───── PAGE TEXT ─────

An illustration of a hemp plant depicted in various developmental stages from From Franz Eugen Köhler's Medizinal-Pflantzen.

Illustration courtesy of Walther Otto Müller

Illustration courtesy of Walther Otto Müller

An illustration of a hemp plant depicted in various developmental stages from From Franz Eugen Köhler's Medizinal-Pflantzen.

By Jamie Linton, Columnist

Imagine having a chronic, debilitating disease and finally finding a medicine that alleviates your symptoms, only to find out it’s illegal at your university. This is the case for any student that suffers from one of the 37 plus diseases and conditions that medical marijuana can treat.

This week, The Daily Illini reported that Student Senator Tara Chattoraj has begun to push for University Housing to support the use of non-smoking medical marijuana in dorms and on campus. It is currently illegal for students to possess any type of marijuana product because the University is federally funded and marijuana possession is still a federal crime.

This means that the 7,707 people that legally can use medical marijuana in Illinois are inhibited by University rules and federal laws from alleviating the symptoms of their diseases and conditions. In other words, these individuals, if enrolled at the University, must choose between their education and suffering from illnesses such as Crohn’s disease, Tourette’s syndrome or epilepsy, among others.

───── EXTRACTED INFORMATION ─────

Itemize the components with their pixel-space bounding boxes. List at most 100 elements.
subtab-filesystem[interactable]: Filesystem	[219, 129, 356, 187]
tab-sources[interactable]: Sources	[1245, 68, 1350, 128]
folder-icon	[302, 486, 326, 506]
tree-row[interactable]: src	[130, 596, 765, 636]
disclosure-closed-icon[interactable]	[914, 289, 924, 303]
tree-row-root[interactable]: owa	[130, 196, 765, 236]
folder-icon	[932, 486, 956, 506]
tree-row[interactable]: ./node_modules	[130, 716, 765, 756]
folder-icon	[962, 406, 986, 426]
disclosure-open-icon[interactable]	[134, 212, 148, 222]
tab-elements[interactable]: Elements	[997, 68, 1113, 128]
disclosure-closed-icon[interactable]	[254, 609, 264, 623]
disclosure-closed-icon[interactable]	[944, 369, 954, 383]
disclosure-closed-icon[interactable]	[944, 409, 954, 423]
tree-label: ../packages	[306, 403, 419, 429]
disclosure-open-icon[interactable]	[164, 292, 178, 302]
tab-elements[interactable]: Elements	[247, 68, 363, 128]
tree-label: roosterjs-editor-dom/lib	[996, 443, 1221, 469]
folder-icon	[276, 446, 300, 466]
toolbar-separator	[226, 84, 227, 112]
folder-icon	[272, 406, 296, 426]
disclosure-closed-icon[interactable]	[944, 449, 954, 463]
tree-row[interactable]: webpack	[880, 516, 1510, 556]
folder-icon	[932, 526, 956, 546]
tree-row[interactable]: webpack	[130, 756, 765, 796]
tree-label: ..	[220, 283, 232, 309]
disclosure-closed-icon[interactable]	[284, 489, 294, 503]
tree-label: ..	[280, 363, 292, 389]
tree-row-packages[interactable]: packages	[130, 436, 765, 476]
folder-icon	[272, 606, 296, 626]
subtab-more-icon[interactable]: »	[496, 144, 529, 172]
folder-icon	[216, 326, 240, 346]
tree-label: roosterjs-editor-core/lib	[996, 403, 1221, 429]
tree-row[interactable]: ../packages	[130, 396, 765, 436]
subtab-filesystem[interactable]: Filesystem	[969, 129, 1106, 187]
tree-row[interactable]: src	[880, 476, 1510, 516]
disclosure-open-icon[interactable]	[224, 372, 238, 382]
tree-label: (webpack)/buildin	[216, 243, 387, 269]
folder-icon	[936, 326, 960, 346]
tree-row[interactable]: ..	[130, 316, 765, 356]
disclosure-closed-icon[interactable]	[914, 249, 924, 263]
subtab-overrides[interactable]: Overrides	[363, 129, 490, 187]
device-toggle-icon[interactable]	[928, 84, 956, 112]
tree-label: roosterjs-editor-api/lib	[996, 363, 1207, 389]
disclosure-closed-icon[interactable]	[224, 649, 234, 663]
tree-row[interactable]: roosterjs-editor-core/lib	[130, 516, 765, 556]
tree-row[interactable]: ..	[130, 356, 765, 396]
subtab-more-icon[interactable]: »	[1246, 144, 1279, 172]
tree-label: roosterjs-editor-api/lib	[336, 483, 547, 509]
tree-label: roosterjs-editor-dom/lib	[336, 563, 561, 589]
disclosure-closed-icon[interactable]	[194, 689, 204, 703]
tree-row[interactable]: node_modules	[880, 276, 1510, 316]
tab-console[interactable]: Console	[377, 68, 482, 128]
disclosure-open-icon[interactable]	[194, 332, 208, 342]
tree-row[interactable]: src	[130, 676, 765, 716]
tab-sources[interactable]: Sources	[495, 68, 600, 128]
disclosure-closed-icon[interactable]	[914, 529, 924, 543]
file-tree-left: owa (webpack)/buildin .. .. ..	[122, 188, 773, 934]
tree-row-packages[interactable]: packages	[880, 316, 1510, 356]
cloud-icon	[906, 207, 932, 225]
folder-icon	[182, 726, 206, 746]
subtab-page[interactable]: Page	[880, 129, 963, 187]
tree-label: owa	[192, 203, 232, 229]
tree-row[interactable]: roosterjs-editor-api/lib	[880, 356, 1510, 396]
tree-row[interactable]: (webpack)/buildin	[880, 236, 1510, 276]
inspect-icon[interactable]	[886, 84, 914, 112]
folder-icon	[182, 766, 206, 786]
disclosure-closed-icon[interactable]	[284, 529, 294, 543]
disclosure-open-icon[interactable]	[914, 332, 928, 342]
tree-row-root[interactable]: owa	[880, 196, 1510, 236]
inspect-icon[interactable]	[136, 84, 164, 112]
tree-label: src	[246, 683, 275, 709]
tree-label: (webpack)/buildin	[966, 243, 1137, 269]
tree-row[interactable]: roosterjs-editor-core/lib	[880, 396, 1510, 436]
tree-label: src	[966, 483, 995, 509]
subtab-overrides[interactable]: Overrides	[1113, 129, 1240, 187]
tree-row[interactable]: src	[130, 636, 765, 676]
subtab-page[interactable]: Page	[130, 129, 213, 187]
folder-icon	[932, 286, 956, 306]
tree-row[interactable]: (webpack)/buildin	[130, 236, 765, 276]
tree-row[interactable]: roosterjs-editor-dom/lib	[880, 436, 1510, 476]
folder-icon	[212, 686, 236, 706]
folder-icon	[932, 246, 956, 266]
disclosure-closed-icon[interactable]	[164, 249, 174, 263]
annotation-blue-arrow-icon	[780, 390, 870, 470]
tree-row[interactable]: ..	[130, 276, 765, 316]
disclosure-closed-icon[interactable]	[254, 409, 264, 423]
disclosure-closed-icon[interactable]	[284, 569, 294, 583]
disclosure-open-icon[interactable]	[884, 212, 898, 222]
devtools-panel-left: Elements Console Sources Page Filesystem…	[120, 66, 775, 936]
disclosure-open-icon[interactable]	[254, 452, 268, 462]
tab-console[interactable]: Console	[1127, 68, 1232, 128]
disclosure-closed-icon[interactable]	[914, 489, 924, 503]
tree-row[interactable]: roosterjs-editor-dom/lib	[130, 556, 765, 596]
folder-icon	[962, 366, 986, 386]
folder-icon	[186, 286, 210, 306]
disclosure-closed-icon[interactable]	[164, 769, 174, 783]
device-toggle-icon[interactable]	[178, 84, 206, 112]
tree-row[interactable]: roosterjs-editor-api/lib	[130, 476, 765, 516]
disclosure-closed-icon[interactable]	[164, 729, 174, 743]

─────

▶ EXERCISE A: According to the medical marijuana column, how many people can legally use medical marijuana in Illinois?
▶ EXERCISE B: Resume the medical marijuana column after its final sentence.
The listing is separate material, unrelated to the medical marijuana column.

▶ WRITTEN ANSWER A: 7,707 people.

▶ WRITTEN ANSWER B:
It’s understandable that the University would be hesitant to allow students to possess marijuana in student housing due to the fear that unlicensed students would have access to it; however, there is sufficient evidence that shows the trend that, with the introduction of legalized marijuana, teen use has decreased.

This is exemplified by data from the National Survey of Drug Use and Health reporting a 12 percent decrease year-over-year in people in Colorado aged 12-17 after the legalization of marijuana in the state.  

Similar statistically significant percentage drops were shown in other states which had legalized marijuana during that time. Considering that only 8.8 percent of medical marijuana applications in Illinois were submitted by users under 30 years old, allowing medical marijuana would not cause a hefty increase in users on campus, but it could dramatically help those who benefit from its effects.  

Any concerns regarding fire hazards are immediately deemed illegitimate as the push is specifically for the use of non-smoking medical marijuana products.

Additionally, THC, the active compound in marijuana, is nearly impossible to overdose on considering the estimated fatal dose is between 15 and 70 grams and, according to the Colorado edibles dosing guidelines, most edibles contain five milligrams.  

There is also ample evidence to suggest that only a very small amount of marijuana users develop a dependency, unlike other easily accessible, more dangerous drugs like opioids that can serve as “gateway drugs.”

Why is the University allowing for patients with prescriptions for harder, more addictive drugs such as Xanax and Adderall on campus — drugs that are well-known to be abused, specifically by college-aged students — while the less harmful, widely beneficial forms of marijuana are highly punishable?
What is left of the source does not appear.